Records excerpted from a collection
'''

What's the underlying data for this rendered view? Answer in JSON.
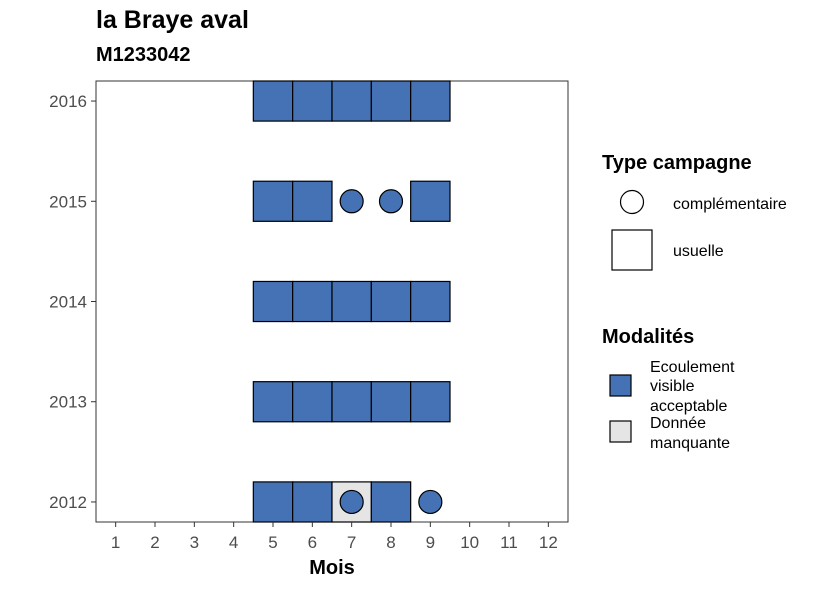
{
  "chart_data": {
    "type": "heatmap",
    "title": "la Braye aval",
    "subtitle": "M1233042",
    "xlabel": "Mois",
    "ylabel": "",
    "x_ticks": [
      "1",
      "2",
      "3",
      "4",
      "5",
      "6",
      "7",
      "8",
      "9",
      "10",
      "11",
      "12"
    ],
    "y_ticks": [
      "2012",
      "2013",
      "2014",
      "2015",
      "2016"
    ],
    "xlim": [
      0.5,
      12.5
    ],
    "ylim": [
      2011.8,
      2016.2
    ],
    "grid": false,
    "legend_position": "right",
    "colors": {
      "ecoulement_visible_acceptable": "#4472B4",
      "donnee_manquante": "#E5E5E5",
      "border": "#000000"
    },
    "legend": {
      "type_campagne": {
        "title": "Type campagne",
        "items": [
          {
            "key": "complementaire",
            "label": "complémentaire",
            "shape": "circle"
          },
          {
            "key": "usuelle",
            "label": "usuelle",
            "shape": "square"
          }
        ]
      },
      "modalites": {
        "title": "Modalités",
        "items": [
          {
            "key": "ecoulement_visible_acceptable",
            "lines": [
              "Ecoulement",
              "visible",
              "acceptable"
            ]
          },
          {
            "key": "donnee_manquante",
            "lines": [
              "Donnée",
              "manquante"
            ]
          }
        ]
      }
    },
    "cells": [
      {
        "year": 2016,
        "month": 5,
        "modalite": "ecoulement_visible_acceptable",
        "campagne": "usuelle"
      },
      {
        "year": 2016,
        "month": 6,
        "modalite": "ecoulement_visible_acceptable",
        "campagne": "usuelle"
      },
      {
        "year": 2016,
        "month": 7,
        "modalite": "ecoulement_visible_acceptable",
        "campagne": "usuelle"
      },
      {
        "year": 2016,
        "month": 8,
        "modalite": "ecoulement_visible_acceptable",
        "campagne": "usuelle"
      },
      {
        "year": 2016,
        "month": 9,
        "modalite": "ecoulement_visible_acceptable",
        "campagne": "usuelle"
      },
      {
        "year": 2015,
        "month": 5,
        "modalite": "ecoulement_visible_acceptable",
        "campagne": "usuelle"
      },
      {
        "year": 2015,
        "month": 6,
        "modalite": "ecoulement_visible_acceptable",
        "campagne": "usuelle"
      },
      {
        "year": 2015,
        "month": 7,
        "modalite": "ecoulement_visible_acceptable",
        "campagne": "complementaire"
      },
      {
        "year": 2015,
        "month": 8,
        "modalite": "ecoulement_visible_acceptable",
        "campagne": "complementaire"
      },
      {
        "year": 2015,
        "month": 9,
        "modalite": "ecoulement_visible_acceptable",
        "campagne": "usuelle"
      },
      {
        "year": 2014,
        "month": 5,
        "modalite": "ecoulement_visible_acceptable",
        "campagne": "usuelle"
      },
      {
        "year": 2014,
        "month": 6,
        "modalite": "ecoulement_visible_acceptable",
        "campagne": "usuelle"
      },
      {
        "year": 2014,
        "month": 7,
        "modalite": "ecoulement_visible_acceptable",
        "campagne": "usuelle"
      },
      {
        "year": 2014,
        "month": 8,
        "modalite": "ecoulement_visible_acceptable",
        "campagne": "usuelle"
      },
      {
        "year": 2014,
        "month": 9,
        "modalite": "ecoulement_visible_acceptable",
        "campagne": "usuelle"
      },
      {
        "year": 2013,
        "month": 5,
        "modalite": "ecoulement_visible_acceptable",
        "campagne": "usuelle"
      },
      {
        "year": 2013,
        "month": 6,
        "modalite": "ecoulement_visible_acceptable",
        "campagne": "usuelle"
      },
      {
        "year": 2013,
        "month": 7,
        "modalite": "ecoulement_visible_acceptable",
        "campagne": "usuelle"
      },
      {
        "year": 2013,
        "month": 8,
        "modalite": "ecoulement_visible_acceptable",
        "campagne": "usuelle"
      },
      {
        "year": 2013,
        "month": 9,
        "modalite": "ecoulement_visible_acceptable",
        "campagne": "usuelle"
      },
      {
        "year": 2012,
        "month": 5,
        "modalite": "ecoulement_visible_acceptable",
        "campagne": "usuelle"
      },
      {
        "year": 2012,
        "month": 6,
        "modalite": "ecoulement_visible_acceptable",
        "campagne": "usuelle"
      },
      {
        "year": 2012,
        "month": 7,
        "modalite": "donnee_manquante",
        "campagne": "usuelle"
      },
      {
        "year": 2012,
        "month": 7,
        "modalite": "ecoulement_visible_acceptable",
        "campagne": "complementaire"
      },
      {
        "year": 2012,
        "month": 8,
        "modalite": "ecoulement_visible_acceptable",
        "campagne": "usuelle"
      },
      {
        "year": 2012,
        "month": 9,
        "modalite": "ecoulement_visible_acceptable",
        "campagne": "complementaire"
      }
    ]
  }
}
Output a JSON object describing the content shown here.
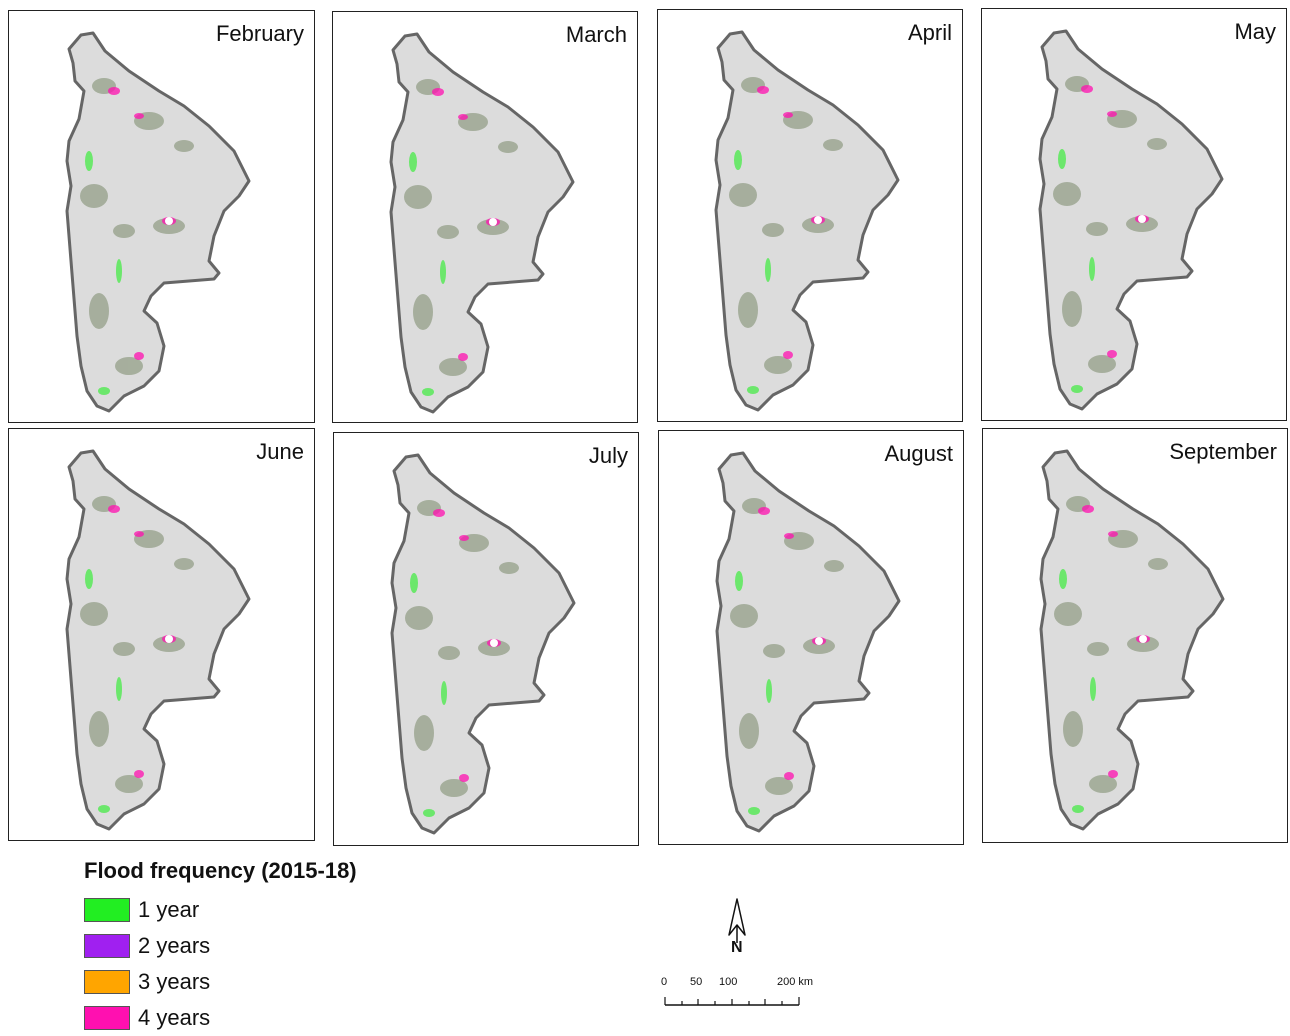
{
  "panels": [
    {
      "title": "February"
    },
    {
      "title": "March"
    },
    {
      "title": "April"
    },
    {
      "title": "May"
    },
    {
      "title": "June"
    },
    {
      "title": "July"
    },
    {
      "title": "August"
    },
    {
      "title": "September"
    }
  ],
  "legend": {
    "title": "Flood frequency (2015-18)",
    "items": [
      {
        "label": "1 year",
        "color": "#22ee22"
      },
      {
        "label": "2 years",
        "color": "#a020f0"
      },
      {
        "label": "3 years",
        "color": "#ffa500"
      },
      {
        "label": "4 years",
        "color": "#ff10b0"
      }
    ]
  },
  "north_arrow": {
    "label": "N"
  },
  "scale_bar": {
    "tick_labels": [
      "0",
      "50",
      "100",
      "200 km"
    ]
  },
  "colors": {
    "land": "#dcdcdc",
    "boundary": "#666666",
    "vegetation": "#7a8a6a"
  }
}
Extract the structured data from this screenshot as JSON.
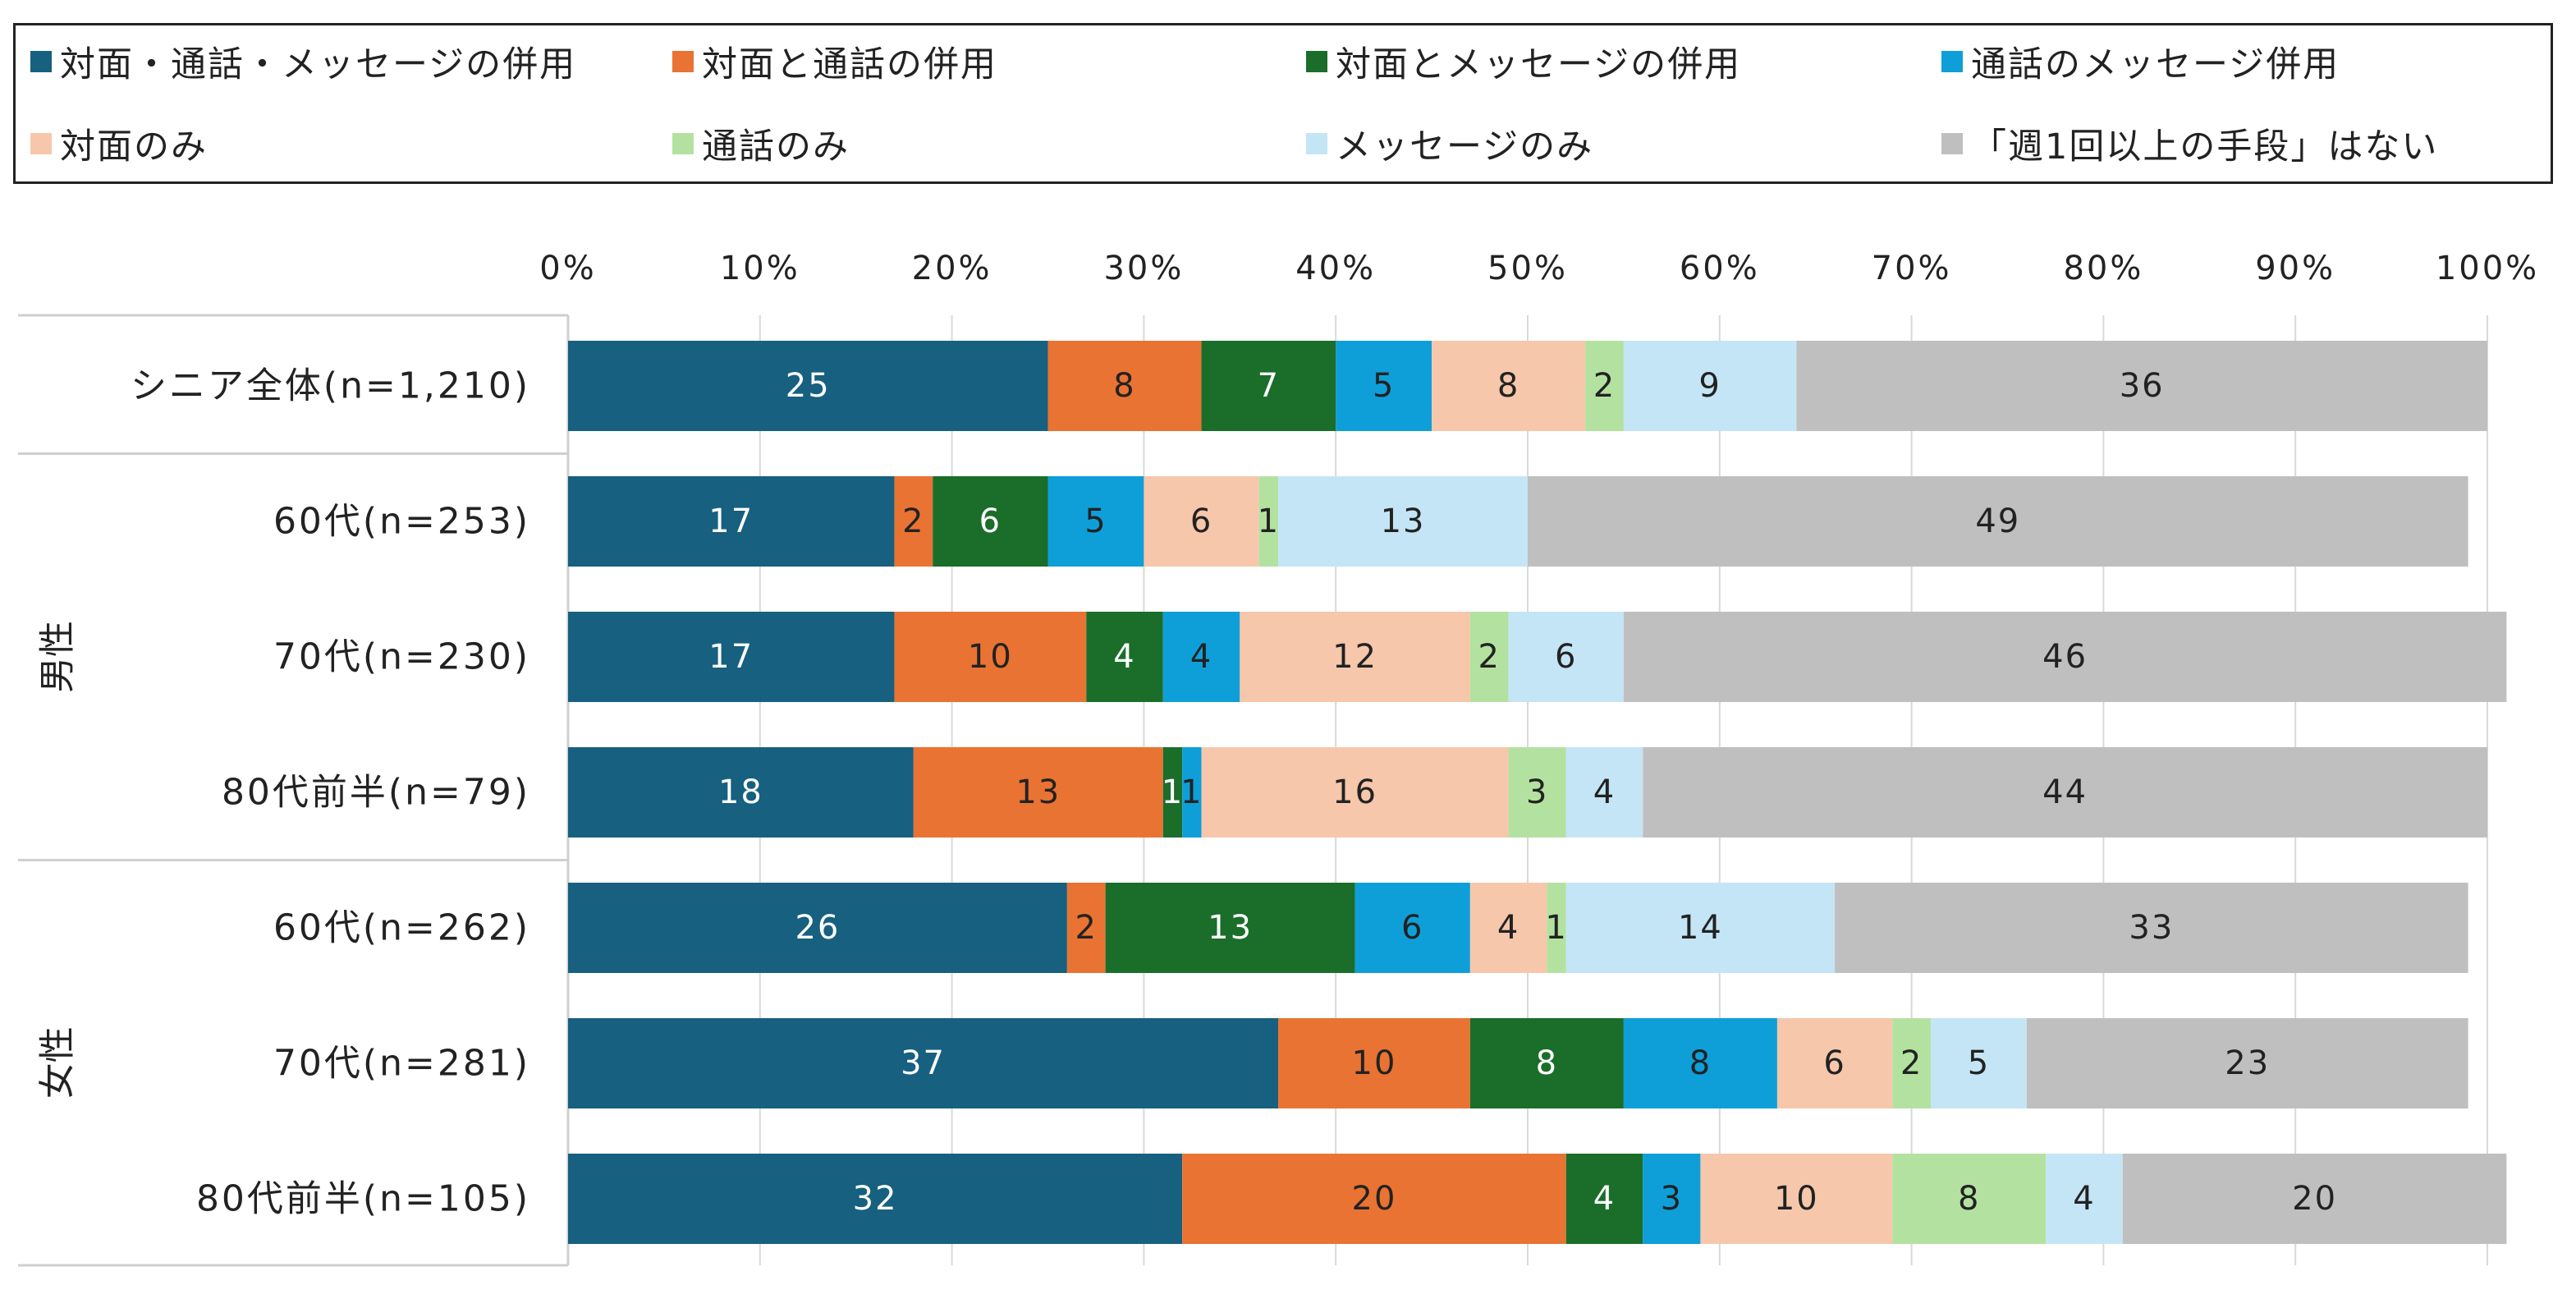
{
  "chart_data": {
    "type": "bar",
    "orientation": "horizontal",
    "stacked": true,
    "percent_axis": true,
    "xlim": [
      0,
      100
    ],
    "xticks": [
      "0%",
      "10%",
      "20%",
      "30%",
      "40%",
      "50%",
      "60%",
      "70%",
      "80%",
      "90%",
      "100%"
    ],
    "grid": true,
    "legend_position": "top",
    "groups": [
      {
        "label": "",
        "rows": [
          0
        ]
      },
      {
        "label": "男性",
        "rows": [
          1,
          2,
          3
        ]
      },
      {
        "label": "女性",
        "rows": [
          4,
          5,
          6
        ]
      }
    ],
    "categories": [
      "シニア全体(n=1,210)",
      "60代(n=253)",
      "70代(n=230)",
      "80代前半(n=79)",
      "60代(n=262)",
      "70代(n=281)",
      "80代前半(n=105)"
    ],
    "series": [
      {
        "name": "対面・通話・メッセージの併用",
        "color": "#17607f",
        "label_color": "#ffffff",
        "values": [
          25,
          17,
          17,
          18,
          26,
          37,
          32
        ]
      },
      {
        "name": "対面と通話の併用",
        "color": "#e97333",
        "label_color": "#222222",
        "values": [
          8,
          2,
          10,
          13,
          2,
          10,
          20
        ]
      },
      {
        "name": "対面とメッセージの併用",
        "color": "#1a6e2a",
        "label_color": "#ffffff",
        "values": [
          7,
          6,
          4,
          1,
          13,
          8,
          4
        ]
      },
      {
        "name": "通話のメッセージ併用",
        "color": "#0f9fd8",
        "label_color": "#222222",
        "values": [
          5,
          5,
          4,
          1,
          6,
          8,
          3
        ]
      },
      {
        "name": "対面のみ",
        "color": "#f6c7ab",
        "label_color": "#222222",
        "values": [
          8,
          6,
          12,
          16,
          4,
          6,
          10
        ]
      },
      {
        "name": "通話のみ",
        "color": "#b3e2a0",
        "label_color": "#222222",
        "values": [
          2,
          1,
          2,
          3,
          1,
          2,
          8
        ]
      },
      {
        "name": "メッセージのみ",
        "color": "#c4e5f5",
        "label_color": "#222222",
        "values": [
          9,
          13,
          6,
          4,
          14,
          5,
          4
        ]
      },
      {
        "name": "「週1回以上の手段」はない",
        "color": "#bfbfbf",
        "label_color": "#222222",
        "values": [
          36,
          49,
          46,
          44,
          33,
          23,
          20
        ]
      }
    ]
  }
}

'''

Given exercise> Copy every line above in which the string "name" shows up.

Exercise solution>
        "name": "対面・通話・メッセージの併用",
        "name": "対面と通話の併用",
        "name": "対面とメッセージの併用",
        "name": "通話のメッセージ併用",
        "name": "対面のみ",
        "name": "通話のみ",
        "name": "メッセージのみ",
        "name": "「週1回以上の手段」はない",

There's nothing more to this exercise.